(PROBLEM) Print the data that follows exactly.

(INPUT)

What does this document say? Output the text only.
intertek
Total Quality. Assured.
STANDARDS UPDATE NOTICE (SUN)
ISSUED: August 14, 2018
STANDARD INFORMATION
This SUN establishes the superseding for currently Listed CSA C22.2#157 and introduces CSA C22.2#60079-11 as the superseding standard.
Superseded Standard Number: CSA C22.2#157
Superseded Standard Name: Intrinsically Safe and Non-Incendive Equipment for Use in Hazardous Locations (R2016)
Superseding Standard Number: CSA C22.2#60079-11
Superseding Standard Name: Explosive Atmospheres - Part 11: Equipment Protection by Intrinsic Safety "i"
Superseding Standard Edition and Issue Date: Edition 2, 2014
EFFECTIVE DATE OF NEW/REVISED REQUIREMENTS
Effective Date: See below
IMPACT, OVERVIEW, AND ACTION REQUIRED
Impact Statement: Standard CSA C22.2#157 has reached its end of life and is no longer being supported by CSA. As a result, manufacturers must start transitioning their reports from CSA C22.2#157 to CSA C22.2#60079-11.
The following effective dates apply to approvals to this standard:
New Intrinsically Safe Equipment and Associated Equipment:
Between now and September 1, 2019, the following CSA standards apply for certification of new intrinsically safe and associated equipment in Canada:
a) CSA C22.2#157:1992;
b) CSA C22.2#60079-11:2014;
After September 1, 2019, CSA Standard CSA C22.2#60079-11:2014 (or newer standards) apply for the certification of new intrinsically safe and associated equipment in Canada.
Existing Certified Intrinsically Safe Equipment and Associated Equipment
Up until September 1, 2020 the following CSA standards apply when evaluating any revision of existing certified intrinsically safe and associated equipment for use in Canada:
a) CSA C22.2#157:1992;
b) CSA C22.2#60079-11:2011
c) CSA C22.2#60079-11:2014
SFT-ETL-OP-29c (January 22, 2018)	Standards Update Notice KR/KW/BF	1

(FINAL RESULT)
What does this document say? Output the text only.
intertek
Total Quality. Assured.
STANDARDS UPDATE NOTICE (SUN)
ISSUED: August 14, 2018
STANDARD INFORMATION
This SUN establishes the superseding for currently Listed CSA C22.2#157 and introduces CSA C22.2#60079-11 as the superseding standard.
Superseded Standard Number: CSA C22.2#157
Superseded Standard Name: Intrinsically Safe and Non-Incendive Equipment for Use in Hazardous Locations (R2016)
Superseding Standard Number: CSA C22.2#60079-11
Superseding Standard Name: Explosive Atmospheres - Part 11: Equipment Protection by Intrinsic Safety "i"
Superseding Standard Edition and Issue Date: Edition 2, 2014
EFFECTIVE DATE OF NEW/REVISED REQUIREMENTS
Effective Date: See below
IMPACT, OVERVIEW, AND ACTION REQUIRED
Impact Statement: Standard CSA C22.2#157 has reached its end of life and is no longer being supported by CSA. As a result, manufacturers must start transitioning their reports from CSA C22.2#157 to CSA C22.2#60079-11.
The following effective dates apply to approvals to this standard:
New Intrinsically Safe Equipment and Associated Equipment:
Between now and September 1, 2019, the following CSA standards apply for certification of new intrinsically safe and associated equipment in Canada:
a) CSA C22.2#157:1992;
b) CSA C22.2#60079-11:2014;
After September 1, 2019, CSA Standard CSA C22.2#60079-11:2014 (or newer standards) apply for the certification of new intrinsically safe and associated equipment in Canada.
Existing Certified Intrinsically Safe Equipment and Associated Equipment
Up until September 1, 2020 the following CSA standards apply when evaluating any revision of existing certified intrinsically safe and associated equipment for use in Canada:
a) CSA C22.2#157:1992;
b) CSA C22.2#60079-11:2011
c) CSA C22.2#60079-11:2014
SFT-ETL-OP-29c (January 22, 2018)	Standards Update Notice KR/KW/BF	1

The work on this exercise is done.